Figure record extracts:

— Begin —

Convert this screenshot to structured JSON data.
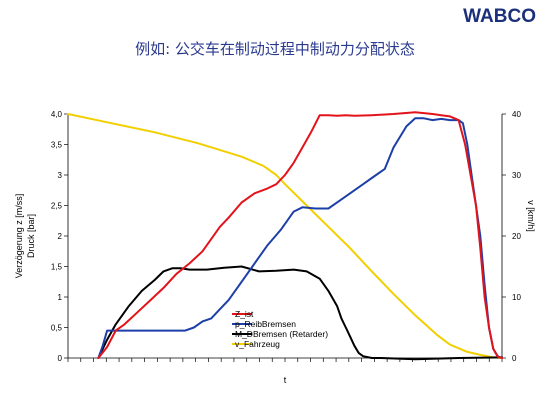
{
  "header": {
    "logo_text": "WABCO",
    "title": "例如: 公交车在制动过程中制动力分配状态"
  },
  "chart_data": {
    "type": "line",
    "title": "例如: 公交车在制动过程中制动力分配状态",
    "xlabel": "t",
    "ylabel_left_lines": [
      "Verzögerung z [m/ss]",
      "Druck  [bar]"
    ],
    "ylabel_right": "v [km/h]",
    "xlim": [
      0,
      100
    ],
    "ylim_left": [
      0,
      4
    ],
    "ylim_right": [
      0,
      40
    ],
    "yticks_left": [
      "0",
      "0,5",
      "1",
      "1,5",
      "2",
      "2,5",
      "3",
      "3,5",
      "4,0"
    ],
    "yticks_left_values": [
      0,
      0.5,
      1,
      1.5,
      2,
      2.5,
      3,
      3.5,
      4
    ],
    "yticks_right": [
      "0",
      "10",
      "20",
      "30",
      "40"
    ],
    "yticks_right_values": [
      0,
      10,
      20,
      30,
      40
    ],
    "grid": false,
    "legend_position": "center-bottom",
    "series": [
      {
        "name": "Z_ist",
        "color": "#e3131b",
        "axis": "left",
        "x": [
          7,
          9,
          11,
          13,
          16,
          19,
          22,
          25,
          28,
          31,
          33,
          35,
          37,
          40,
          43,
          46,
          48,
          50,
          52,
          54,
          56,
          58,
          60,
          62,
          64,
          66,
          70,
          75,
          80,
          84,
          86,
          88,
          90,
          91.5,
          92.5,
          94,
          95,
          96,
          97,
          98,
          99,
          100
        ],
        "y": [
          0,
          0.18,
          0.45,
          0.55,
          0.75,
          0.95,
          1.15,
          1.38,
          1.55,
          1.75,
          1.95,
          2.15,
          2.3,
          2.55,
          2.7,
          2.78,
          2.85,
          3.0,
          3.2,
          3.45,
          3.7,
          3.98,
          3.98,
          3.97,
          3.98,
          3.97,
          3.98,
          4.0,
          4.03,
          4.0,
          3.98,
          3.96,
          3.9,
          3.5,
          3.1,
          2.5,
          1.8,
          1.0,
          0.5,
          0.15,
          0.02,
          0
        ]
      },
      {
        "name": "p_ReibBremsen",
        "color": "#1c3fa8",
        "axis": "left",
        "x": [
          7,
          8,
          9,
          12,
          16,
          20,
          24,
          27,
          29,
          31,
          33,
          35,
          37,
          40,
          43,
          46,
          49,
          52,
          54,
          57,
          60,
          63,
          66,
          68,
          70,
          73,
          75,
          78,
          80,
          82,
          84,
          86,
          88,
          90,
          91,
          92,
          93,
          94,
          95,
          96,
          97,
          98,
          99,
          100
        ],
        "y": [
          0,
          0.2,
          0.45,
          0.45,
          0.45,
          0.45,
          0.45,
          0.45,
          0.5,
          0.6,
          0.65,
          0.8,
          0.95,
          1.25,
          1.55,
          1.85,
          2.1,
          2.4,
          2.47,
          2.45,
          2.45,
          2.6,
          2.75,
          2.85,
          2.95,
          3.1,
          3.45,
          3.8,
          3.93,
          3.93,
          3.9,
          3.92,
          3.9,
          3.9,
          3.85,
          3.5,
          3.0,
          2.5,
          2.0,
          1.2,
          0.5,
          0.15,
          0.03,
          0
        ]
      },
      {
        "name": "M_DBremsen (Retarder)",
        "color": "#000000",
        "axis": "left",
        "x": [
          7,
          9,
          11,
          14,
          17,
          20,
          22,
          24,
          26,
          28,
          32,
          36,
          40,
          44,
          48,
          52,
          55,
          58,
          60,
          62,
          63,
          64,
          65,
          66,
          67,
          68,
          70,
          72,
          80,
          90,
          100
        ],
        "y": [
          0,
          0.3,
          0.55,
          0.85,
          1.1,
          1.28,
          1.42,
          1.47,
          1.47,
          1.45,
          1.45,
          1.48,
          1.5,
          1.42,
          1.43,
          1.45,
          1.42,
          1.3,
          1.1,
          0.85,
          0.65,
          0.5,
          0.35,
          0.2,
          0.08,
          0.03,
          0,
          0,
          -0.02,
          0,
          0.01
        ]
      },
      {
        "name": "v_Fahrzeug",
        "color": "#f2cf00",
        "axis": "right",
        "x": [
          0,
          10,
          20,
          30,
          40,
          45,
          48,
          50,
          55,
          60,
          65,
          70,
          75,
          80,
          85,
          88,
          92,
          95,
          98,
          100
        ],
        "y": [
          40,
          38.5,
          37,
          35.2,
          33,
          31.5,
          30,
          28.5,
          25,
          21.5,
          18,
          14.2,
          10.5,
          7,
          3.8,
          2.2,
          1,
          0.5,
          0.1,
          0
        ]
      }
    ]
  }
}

— End —

Go through the records and pull out each line that includes the word "title".

Answer in full
    "title": "例如: 公交车在制动过程中制动力分配状态"
    "title": "例如: 公交车在制动过程中制动力分配状态",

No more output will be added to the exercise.